Reproduce every one of the following entries word for word.
· · · · · · ·
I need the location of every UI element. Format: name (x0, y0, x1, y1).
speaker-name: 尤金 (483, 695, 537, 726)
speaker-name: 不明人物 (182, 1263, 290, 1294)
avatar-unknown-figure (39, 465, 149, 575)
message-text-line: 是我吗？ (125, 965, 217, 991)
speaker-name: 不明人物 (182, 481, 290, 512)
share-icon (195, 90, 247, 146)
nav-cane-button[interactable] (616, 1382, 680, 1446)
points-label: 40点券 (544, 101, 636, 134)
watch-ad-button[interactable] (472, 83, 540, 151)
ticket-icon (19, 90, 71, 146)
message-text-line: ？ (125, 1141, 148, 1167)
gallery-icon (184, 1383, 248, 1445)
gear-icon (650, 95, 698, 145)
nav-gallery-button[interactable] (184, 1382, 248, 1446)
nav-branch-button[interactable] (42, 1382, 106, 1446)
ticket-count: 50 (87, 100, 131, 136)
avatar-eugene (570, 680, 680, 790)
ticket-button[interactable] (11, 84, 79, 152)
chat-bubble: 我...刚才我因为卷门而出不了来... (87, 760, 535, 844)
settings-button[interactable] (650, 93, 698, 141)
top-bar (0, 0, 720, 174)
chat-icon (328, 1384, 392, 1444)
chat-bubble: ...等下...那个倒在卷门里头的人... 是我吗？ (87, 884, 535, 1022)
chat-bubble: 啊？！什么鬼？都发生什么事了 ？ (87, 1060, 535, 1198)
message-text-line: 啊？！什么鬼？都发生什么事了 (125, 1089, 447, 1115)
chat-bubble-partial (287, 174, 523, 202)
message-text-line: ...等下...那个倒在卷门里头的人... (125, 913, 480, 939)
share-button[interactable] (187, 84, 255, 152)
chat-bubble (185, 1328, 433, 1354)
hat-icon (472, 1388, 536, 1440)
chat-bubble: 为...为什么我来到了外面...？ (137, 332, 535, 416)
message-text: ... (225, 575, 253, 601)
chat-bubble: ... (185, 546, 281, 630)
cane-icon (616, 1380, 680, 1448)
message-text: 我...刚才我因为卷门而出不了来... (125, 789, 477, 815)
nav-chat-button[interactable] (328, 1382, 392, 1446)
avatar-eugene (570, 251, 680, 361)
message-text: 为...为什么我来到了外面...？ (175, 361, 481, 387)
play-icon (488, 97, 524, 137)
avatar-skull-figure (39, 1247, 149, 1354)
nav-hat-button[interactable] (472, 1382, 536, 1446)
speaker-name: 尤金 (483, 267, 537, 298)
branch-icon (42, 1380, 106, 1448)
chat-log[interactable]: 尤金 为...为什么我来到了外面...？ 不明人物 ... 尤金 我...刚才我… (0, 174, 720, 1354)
· · · · · · ·
**Finished exercise**
I need the location of every UI element. Format: name (x0, y0, x1, y1).
speaker-name: 尤金 (483, 695, 537, 726)
speaker-name: 不明人物 (182, 1263, 290, 1294)
avatar-unknown-figure (39, 465, 149, 575)
message-text-line: 是我吗？ (125, 965, 217, 991)
speaker-name: 不明人物 (182, 481, 290, 512)
share-icon (195, 90, 247, 146)
nav-cane-button[interactable] (616, 1382, 680, 1446)
points-label: 40点券 (544, 101, 636, 134)
watch-ad-button[interactable] (472, 83, 540, 151)
ticket-icon (19, 90, 71, 146)
message-text-line: ？ (125, 1141, 148, 1167)
gallery-icon (184, 1383, 248, 1445)
gear-icon (650, 95, 698, 145)
nav-gallery-button[interactable] (184, 1382, 248, 1446)
nav-branch-button[interactable] (42, 1382, 106, 1446)
ticket-count: 50 (87, 100, 131, 136)
avatar-eugene (570, 680, 680, 790)
ticket-button[interactable] (11, 84, 79, 152)
chat-bubble: 我...刚才我因为卷门而出不了来... (87, 760, 535, 844)
settings-button[interactable] (650, 93, 698, 141)
top-bar (0, 0, 720, 174)
chat-icon (328, 1384, 392, 1444)
chat-bubble: ...等下...那个倒在卷门里头的人... 是我吗？ (87, 884, 535, 1022)
chat-bubble: 啊？！什么鬼？都发生什么事了 ？ (87, 1060, 535, 1198)
message-text-line: 啊？！什么鬼？都发生什么事了 (125, 1089, 447, 1115)
chat-bubble-partial (287, 174, 523, 202)
message-text-line: ...等下...那个倒在卷门里头的人... (125, 913, 480, 939)
share-button[interactable] (187, 84, 255, 152)
chat-bubble (185, 1328, 433, 1354)
hat-icon (472, 1388, 536, 1440)
chat-bubble: 为...为什么我来到了外面...？ (137, 332, 535, 416)
message-text: ... (225, 575, 253, 601)
chat-bubble: ... (185, 546, 281, 630)
cane-icon (616, 1380, 680, 1448)
message-text: 我...刚才我因为卷门而出不了来... (125, 789, 477, 815)
nav-chat-button[interactable] (328, 1382, 392, 1446)
avatar-eugene (570, 251, 680, 361)
message-text: 为...为什么我来到了外面...？ (175, 361, 481, 387)
play-icon (488, 97, 524, 137)
avatar-skull-figure (39, 1247, 149, 1354)
nav-hat-button[interactable] (472, 1382, 536, 1446)
speaker-name: 尤金 (483, 267, 537, 298)
branch-icon (42, 1380, 106, 1448)
chat-log[interactable]: 尤金 为...为什么我来到了外面...？ 不明人物 ... 尤金 我...刚才我… (0, 174, 720, 1354)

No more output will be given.